WHAT THE EXERCISE ASKS:
Do not copy the pictures; transcribe all other material exactly.

##### AVAILABLE DATA

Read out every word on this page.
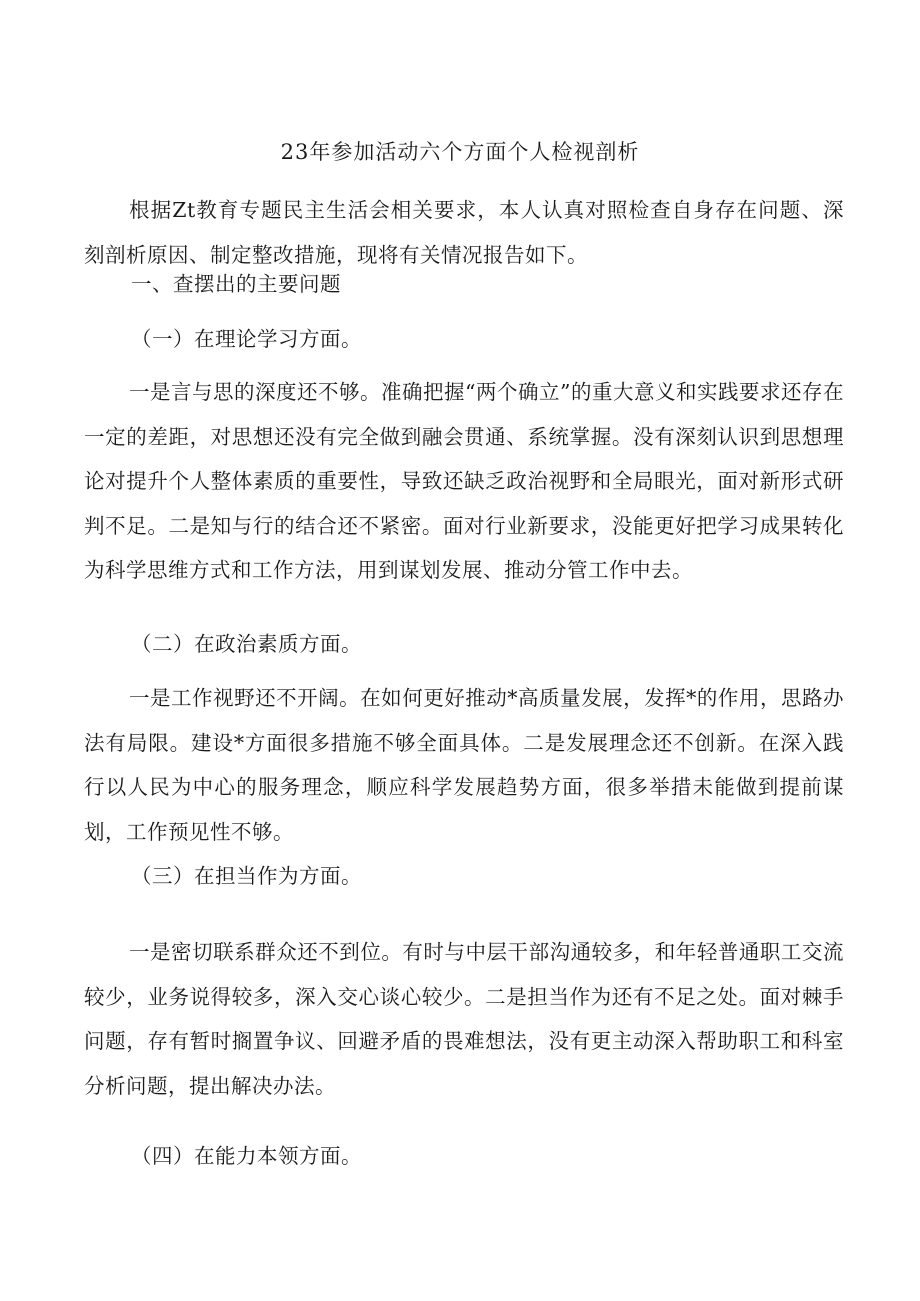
23年参加活动六个方面个人检视剖析
根据Zt教育专题民主生活会相关要求，本人认真对照检查自身存在问题、深刻剖析原因、制定整改措施，现将有关情况报告如下。
一、查摆出的主要问题
（一）在理论学习方面。
一是言与思的深度还不够。准确把握“两个确立”的重大意义和实践要求还存在一定的差距，对思想还没有完全做到融会贯通、系统掌握。没有深刻认识到思想理论对提升个人整体素质的重要性，导致还缺乏政治视野和全局眼光，面对新形式研判不足。二是知与行的结合还不紧密。面对行业新要求，没能更好把学习成果转化为科学思维方式和工作方法，用到谋划发展、推动分管工作中去。
（二）在政治素质方面。
一是工作视野还不开阔。在如何更好推动*高质量发展，发挥*的作用，思路办法有局限。建设*方面很多措施不够全面具体。二是发展理念还不创新。在深入践行以人民为中心的服务理念，顺应科学发展趋势方面，很多举措未能做到提前谋划，工作预见性不够。
（三）在担当作为方面。
一是密切联系群众还不到位。有时与中层干部沟通较多，和年轻普通职工交流较少，业务说得较多，深入交心谈心较少。二是担当作为还有不足之处。面对棘手问题，存有暂时搁置争议、回避矛盾的畏难想法，没有更主动深入帮助职工和科室分析问题，提出解决办法。
（四）在能力本领方面。
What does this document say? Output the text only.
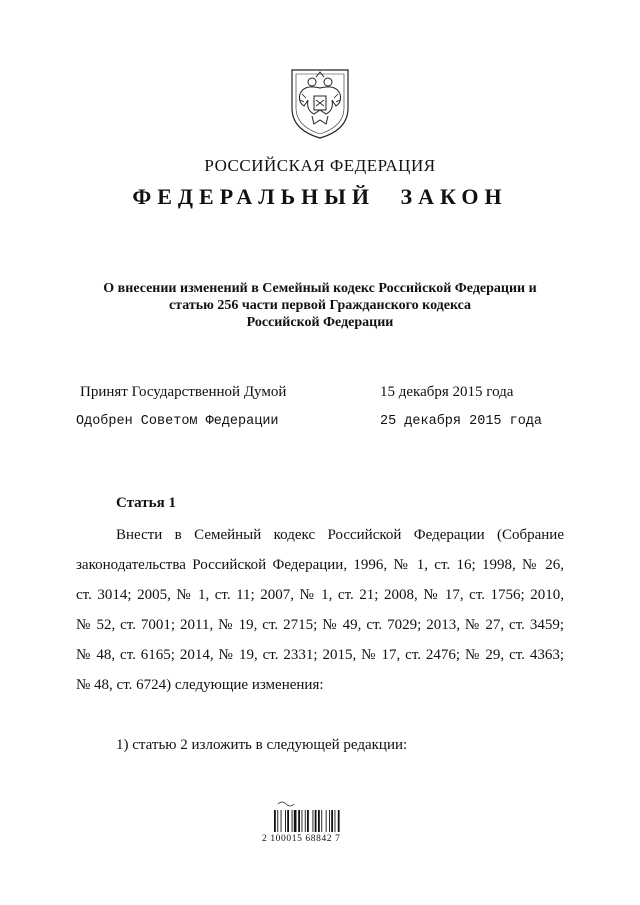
РОССИЙСКАЯ ФЕДЕРАЦИЯ
ФЕДЕРАЛЬНЫЙ ЗАКОН
О внесении изменений в Семейный кодекс Российской Федерации и
статью 256 части первой Гражданского кодекса
Российской Федерации
Принят Государственной Думой	15 декабря 2015 года
Одобрен Советом Федерации	25 декабря 2015 года
Статья 1
Внести в Семейный кодекс Российской Федерации (Собрание
законодательства Российской Федерации, 1996, № 1, ст. 16; 1998, № 26,
ст. 3014; 2005, № 1, ст. 11; 2007, № 1, ст. 21; 2008, № 17, ст. 1756; 2010,
№ 52, ст. 7001; 2011, № 19, ст. 2715; № 49, ст. 7029; 2013, № 27, ст. 3459;
№ 48, ст. 6165; 2014, № 19, ст. 2331; 2015, № 17, ст. 2476; № 29, ст. 4363;
№ 48, ст. 6724) следующие изменения:
1) статью 2 изложить в следующей редакции:
2 100015 68842 7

##########

THE RESULT:
Read out every word on this page.
23年参加活动六个方面个人检视剖析
根据Zt教育专题民主生活会相关要求，本人认真对照检查自身存在问题、深刻剖析原因、制定整改措施，现将有关情况报告如下。
一、查摆出的主要问题
（一）在理论学习方面。
一是言与思的深度还不够。准确把握“两个确立”的重大意义和实践要求还存在一定的差距，对思想还没有完全做到融会贯通、系统掌握。没有深刻认识到思想理论对提升个人整体素质的重要性，导致还缺乏政治视野和全局眼光，面对新形式研判不足。二是知与行的结合还不紧密。面对行业新要求，没能更好把学习成果转化为科学思维方式和工作方法，用到谋划发展、推动分管工作中去。
（二）在政治素质方面。
一是工作视野还不开阔。在如何更好推动*高质量发展，发挥*的作用，思路办法有局限。建设*方面很多措施不够全面具体。二是发展理念还不创新。在深入践行以人民为中心的服务理念，顺应科学发展趋势方面，很多举措未能做到提前谋划，工作预见性不够。
（三）在担当作为方面。
一是密切联系群众还不到位。有时与中层干部沟通较多，和年轻普通职工交流较少，业务说得较多，深入交心谈心较少。二是担当作为还有不足之处。面对棘手问题，存有暂时搁置争议、回避矛盾的畏难想法，没有更主动深入帮助职工和科室分析问题，提出解决办法。
（四）在能力本领方面。
What does this document say? Output the text only.
РОССИЙСКАЯ ФЕДЕРАЦИЯ
ФЕДЕРАЛЬНЫЙ ЗАКОН
О внесении изменений в Семейный кодекс Российской Федерации и
статью 256 части первой Гражданского кодекса
Российской Федерации
Принят Государственной Думой	15 декабря 2015 года
Одобрен Советом Федерации	25 декабря 2015 года
Статья 1
Внести в Семейный кодекс Российской Федерации (Собрание
законодательства Российской Федерации, 1996, № 1, ст. 16; 1998, № 26,
ст. 3014; 2005, № 1, ст. 11; 2007, № 1, ст. 21; 2008, № 17, ст. 1756; 2010,
№ 52, ст. 7001; 2011, № 19, ст. 2715; № 49, ст. 7029; 2013, № 27, ст. 3459;
№ 48, ст. 6165; 2014, № 19, ст. 2331; 2015, № 17, ст. 2476; № 29, ст. 4363;
№ 48, ст. 6724) следующие изменения:
1) статью 2 изложить в следующей редакции:
2 100015 68842 7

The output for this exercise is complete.